● **Fragmento del texto**:
>>>
La Constitución de 1993 ha fracasado, pues los mejores presidentes que han

ejercido bajo ella no fueron elegidos por voto popular, llegaron al poder por

accidente o coyuntura. Todos los elegidos por las urnas, en cambio, han

tenido un final trágico, triste o desgraciado.

La Constitución de 1993 ha fracasado porque no garantiza que las dos fuerzas

reales que constituyen el tira y afloja del poder en el Perú se articulen como

tales: el progresismo social con los liberales, por un lado; los conservadores y

populistas por otro. Atomizados, todos son alimento de mafiosos, grupos con

agendas subalternas, oportunistas, buscavidas y delincuentes.

¿Esto significa que debamos tener una Asamblea Constituyente? No,

necesariamente. Creer que la realidad se compone porque se escribe un texto

mejor que otro es de una ingenuidad que, a puertas de los 200 años, quizás no

nos debamos permitir. El sistema de enmiendas es tan o más razonable. Pero

lo que sí es cierto es que si no se opta por corregir aquello que en 1993 se

hizo mal o se rehace la Constitución de cero, el futuro seguirá siendo como

el presente: un camino de desolación en el que se puede asesinar a dos

jóvenes en una marcha, donde es posible tener tres presidentes en una

semana, y donde dependemos de que el azar ponga en palacio a Sagasti en

vez de Merino, según como caigan los dados.

5.- Conclusiones
Los conceptos de legalidad y legitimidad tienen tantas acepciones como
filósofos del derecho han escrito sobre ellos o, interpretaciones según los
juristas constitucionales que los han tratado. No obstante, es necesario
decantar una posición que nos permita realizar un análisis de si es no
necesaria una nueva constitución. La legitimidad debe entenderse como la
justificación (filosófica, sociológica o jurídica) del poder o al ejercicio del mismo.
<<<
● **Datos disponibles**:
>>>
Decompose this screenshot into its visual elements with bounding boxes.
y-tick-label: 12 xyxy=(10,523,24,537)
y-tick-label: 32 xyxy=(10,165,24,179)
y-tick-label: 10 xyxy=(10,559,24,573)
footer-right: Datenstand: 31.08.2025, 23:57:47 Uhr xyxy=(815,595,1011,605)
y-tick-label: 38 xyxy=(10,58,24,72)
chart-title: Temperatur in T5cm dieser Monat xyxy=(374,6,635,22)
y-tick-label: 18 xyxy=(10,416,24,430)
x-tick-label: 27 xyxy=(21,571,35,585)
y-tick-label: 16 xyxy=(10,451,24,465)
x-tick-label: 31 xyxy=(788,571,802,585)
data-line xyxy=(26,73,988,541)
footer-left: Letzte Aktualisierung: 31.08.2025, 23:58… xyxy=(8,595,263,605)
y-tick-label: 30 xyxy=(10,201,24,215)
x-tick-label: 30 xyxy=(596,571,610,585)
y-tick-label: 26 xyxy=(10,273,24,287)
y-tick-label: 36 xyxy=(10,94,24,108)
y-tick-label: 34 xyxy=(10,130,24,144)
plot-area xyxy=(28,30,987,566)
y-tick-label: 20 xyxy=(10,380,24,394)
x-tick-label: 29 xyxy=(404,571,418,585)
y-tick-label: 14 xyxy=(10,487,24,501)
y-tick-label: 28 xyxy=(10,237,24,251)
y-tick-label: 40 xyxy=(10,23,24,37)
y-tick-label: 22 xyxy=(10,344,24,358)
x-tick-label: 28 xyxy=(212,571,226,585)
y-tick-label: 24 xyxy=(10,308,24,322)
<<<
● **Qué hacer**:
En el fragmento sobre la Constitución de 1993, ¿qué sistema se califica como "tan o más razonable"?

● **Respuesta**:
El sistema de enmiendas.